Objective →
Search the records below for the word "depuis" and show every line where it occurs.

Available data →
## Start
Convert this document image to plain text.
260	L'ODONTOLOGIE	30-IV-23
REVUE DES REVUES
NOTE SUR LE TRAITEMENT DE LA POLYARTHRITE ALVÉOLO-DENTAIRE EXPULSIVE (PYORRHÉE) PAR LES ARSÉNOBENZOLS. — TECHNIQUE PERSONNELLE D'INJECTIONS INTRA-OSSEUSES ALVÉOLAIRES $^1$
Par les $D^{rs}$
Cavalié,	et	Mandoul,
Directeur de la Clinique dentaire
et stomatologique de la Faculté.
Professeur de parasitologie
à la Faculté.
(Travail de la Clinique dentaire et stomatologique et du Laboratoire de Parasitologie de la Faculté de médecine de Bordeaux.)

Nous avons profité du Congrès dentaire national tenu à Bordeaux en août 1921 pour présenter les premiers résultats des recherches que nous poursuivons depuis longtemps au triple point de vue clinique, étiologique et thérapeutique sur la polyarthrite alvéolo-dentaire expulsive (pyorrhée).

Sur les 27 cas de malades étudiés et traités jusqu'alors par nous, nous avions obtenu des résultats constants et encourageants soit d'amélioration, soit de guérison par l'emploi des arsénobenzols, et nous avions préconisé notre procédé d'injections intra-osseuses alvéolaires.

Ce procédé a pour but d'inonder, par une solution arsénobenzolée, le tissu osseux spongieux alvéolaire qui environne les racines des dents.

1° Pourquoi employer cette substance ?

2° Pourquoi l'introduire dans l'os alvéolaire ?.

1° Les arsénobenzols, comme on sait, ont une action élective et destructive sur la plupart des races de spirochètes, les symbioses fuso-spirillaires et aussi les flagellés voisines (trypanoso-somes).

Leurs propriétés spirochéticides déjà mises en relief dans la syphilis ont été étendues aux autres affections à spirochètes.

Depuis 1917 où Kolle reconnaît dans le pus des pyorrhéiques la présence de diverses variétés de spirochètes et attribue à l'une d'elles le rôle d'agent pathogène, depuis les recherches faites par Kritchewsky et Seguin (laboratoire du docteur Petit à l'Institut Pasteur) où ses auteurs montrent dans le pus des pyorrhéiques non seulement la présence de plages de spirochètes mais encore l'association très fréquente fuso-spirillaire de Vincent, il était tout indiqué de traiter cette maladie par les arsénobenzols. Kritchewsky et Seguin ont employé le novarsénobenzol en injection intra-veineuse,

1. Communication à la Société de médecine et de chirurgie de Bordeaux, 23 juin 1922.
## End
Task result →
Nous avons profité du Congrès dentaire national tenu à Bordeaux en août 1921 pour présenter les premiers résultats des recherches que nous poursuivons depuis longtemps au triple point de vue clinique, étiologique et thérapeutique sur la polyarthrite alvéolo-dentaire expulsive (pyorrhée).
Depuis 1917 où Kolle reconnaît dans le pus des pyorrhéiques la présence de diverses variétés de spirochètes et attribue à l'une d'elles le rôle d'agent pathogène, depuis les recherches faites par Kritchewsky et Seguin (laboratoire du docteur Petit à l'Institut Pasteur) où ses auteurs montrent dans le pus des pyorrhéiques non seulement la présence de plages de spirochètes mais encore l'association très fréquente fuso-spirillaire de Vincent, il était tout indiqué de traiter cette maladie par les arsénobenzols. Kritchewsky et Seguin ont employé le novarsénobenzol en injection intra-veineuse,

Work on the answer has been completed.